## WHAT IS BEING ASKED
Of the lines below, count those containing the word "Total". Reply with the number alone.
════════════════════
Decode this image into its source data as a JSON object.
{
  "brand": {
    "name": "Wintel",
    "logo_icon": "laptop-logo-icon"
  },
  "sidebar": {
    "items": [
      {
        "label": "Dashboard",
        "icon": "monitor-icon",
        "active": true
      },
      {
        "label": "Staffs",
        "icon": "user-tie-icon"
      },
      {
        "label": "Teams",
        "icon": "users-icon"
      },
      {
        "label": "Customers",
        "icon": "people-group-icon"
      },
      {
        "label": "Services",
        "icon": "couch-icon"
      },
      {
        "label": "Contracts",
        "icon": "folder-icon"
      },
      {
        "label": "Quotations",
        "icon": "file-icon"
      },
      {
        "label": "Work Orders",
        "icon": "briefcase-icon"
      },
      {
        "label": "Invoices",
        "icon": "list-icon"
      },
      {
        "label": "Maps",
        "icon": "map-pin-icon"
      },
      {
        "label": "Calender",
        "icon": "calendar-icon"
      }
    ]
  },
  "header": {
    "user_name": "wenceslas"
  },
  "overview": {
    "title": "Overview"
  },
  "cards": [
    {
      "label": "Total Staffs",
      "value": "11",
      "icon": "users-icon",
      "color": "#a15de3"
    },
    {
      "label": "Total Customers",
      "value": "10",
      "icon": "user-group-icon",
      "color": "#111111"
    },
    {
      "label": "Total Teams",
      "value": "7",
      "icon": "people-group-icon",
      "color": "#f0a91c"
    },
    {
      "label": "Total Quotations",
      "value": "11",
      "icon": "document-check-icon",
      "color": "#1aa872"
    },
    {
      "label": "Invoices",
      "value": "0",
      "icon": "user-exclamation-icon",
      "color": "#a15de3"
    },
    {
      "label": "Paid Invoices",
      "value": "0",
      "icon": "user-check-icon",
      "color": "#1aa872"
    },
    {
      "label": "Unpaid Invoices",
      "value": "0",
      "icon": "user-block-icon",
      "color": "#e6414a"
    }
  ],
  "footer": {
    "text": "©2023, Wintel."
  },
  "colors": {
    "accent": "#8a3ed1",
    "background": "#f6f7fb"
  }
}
════════════════════
## ANSWER
4